── Data to process ──

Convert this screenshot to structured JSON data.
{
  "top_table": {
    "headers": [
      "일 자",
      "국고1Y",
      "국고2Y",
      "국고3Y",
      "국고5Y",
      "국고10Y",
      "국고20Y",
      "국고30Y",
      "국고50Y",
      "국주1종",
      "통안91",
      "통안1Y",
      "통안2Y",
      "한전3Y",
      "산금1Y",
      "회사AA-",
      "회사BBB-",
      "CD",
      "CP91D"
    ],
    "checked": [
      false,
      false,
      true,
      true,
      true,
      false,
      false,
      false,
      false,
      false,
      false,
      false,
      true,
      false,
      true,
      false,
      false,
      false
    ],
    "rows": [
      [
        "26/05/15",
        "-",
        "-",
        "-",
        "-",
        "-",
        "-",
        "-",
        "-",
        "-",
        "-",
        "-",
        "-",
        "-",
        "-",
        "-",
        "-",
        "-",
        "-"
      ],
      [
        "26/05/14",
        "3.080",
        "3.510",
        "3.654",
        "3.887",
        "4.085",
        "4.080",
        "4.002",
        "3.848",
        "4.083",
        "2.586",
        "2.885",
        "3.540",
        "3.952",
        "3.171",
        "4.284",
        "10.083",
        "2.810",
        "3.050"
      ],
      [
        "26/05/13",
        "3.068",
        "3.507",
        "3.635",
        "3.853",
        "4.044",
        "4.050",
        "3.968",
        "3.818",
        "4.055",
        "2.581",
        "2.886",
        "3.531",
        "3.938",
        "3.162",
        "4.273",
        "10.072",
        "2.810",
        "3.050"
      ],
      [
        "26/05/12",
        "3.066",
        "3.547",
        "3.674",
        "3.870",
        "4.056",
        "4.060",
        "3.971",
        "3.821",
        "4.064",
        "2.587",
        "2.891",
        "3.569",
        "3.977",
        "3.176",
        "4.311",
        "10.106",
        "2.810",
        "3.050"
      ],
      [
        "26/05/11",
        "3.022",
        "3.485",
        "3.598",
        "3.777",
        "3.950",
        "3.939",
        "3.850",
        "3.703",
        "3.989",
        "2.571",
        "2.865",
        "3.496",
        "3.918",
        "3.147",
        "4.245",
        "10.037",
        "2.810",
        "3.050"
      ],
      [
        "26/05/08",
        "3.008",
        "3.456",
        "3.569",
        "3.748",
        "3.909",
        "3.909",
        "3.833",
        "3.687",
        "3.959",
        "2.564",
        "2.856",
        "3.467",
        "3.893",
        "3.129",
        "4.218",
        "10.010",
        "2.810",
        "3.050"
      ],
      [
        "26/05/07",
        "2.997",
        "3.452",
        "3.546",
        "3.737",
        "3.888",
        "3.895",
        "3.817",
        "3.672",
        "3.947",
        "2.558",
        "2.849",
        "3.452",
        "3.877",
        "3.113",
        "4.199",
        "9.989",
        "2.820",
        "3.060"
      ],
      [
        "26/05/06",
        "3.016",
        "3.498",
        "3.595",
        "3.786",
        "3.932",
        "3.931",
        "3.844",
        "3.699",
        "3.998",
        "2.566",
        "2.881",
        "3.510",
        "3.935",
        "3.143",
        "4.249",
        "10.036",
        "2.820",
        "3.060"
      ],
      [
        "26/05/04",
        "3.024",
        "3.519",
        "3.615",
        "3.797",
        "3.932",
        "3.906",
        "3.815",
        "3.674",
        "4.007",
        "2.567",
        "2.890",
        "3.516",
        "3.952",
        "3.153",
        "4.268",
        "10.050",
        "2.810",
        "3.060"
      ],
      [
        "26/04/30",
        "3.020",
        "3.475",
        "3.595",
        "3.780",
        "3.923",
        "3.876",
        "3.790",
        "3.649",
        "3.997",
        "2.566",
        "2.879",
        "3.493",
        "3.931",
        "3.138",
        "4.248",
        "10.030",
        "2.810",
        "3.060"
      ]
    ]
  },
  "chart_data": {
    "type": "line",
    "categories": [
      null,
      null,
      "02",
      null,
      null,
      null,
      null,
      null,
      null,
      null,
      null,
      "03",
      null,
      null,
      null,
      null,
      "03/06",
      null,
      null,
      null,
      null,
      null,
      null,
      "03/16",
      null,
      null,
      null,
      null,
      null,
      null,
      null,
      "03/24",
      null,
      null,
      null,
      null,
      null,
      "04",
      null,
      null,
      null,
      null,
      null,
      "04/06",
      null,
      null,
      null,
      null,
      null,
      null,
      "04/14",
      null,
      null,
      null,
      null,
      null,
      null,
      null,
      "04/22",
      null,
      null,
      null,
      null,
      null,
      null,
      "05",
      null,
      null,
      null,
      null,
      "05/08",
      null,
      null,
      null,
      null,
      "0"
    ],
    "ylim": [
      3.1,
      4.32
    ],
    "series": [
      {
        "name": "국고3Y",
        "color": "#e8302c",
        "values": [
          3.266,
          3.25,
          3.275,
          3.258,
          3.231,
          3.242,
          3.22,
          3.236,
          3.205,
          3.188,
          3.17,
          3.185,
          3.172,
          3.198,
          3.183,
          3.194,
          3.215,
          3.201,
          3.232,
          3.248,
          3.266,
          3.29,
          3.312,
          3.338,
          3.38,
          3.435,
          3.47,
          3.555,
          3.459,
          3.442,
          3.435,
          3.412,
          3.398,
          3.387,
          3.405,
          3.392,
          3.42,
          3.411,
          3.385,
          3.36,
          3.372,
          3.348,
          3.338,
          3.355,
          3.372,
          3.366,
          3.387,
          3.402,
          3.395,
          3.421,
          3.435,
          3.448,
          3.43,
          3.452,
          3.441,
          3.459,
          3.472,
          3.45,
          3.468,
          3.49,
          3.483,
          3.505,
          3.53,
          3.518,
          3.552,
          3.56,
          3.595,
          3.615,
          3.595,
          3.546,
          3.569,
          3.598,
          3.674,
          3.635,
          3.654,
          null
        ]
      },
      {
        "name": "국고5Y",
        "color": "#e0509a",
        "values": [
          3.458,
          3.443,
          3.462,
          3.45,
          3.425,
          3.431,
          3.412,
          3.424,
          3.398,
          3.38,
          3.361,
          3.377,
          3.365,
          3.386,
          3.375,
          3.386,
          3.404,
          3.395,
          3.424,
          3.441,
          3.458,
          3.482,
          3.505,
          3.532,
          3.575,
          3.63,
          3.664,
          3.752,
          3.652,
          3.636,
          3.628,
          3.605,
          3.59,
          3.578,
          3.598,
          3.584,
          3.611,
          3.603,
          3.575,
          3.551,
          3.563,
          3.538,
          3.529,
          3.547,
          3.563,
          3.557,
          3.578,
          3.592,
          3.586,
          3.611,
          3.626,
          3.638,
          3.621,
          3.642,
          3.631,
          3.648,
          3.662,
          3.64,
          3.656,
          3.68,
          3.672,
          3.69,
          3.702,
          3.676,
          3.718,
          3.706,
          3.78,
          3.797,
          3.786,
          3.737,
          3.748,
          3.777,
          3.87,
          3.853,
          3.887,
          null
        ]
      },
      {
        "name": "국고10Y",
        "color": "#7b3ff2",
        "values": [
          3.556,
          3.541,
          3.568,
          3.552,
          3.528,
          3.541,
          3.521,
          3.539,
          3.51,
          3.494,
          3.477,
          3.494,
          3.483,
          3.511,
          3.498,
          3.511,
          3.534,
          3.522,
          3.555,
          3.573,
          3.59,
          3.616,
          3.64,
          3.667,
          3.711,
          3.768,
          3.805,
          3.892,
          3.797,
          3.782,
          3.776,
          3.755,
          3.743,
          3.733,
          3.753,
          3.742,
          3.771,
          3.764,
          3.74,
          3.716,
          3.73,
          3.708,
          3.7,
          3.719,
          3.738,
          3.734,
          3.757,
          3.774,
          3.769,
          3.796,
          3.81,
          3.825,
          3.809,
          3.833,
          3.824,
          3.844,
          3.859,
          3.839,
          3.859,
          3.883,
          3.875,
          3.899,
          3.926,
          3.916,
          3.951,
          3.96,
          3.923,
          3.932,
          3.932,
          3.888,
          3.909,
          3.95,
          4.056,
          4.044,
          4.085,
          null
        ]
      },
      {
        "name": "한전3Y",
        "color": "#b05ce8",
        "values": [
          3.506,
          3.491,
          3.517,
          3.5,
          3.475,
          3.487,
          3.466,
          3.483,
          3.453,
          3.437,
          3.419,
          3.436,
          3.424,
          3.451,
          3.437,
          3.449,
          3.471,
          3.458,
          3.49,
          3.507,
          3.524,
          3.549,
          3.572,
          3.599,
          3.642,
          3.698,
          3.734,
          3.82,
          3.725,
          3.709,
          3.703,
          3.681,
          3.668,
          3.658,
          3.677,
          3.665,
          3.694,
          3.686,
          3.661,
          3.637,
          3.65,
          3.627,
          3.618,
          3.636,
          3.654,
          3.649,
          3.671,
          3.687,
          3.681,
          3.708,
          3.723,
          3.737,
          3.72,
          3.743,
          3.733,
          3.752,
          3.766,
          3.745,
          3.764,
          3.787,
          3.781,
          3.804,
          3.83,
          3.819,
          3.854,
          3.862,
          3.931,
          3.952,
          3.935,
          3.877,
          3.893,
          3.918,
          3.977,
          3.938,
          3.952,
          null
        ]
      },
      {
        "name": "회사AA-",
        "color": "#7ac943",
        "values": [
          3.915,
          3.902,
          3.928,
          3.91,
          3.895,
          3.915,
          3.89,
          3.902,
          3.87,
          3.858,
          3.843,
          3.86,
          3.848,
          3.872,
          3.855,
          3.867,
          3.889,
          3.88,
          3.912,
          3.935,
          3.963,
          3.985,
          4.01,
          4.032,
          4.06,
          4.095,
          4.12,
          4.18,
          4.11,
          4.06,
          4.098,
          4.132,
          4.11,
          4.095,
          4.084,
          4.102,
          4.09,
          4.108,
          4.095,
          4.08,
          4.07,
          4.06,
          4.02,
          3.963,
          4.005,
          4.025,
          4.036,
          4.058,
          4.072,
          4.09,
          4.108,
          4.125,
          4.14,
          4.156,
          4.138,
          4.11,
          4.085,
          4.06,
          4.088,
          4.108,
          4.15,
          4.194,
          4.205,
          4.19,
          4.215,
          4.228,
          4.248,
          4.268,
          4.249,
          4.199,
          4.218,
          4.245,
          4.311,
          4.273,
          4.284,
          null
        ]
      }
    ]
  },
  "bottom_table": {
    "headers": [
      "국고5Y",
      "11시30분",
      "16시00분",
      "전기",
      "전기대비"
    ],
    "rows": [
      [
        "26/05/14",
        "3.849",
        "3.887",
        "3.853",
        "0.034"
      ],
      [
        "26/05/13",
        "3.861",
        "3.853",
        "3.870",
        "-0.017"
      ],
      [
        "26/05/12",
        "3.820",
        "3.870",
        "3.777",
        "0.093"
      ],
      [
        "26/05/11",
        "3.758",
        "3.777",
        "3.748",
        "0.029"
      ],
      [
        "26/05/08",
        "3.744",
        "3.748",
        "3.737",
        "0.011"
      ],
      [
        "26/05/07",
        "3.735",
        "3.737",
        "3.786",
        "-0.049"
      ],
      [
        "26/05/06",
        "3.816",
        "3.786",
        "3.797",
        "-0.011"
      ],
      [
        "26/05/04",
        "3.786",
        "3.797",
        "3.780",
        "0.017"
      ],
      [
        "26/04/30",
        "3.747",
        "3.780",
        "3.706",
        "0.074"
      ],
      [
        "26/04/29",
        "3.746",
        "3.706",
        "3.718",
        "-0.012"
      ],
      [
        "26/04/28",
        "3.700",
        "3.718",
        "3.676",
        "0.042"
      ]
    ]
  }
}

───

_Written request_
Above are several records. Count the lines among them that contain "color" and give only the total.

_Correct answer_
5